** start Data listing **
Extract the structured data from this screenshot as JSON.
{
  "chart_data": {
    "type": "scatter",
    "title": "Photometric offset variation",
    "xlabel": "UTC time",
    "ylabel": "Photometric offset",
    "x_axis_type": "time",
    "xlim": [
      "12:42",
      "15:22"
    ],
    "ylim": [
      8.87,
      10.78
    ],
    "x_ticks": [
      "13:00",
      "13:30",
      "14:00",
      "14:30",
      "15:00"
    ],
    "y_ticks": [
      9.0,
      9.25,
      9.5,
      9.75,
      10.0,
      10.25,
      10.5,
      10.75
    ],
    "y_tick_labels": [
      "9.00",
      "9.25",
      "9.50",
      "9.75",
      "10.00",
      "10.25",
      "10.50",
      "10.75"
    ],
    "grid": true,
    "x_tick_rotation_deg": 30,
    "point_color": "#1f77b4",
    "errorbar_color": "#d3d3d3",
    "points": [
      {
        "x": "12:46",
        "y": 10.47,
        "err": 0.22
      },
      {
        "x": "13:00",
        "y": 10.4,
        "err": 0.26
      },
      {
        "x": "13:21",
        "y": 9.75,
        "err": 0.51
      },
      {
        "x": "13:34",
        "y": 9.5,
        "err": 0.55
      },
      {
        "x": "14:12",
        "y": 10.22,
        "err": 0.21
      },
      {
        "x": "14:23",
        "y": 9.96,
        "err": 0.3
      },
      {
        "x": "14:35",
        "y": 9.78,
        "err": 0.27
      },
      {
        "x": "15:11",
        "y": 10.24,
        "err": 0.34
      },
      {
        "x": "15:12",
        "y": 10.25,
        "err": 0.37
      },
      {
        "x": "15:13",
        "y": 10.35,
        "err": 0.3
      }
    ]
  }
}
** end Data listing **
● Your goal
Set down the entries verbatim, leaving none out.

● Written response
Extract the structured data from this screenshot as JSON.
{
  "chart_data": {
    "type": "scatter",
    "title": "Photometric offset variation",
    "xlabel": "UTC time",
    "ylabel": "Photometric offset",
    "x_axis_type": "time",
    "xlim": [
      "12:42",
      "15:22"
    ],
    "ylim": [
      8.87,
      10.78
    ],
    "x_ticks": [
      "13:00",
      "13:30",
      "14:00",
      "14:30",
      "15:00"
    ],
    "y_ticks": [
      9.0,
      9.25,
      9.5,
      9.75,
      10.0,
      10.25,
      10.5,
      10.75
    ],
    "y_tick_labels": [
      "9.00",
      "9.25",
      "9.50",
      "9.75",
      "10.00",
      "10.25",
      "10.50",
      "10.75"
    ],
    "grid": true,
    "x_tick_rotation_deg": 30,
    "point_color": "#1f77b4",
    "errorbar_color": "#d3d3d3",
    "points": [
      {
        "x": "12:46",
        "y": 10.47,
        "err": 0.22
      },
      {
        "x": "13:00",
        "y": 10.4,
        "err": 0.26
      },
      {
        "x": "13:21",
        "y": 9.75,
        "err": 0.51
      },
      {
        "x": "13:34",
        "y": 9.5,
        "err": 0.55
      },
      {
        "x": "14:12",
        "y": 10.22,
        "err": 0.21
      },
      {
        "x": "14:23",
        "y": 9.96,
        "err": 0.3
      },
      {
        "x": "14:35",
        "y": 9.78,
        "err": 0.27
      },
      {
        "x": "15:11",
        "y": 10.24,
        "err": 0.34
      },
      {
        "x": "15:12",
        "y": 10.25,
        "err": 0.37
      },
      {
        "x": "15:13",
        "y": 10.35,
        "err": 0.3
      }
    ]
  }
}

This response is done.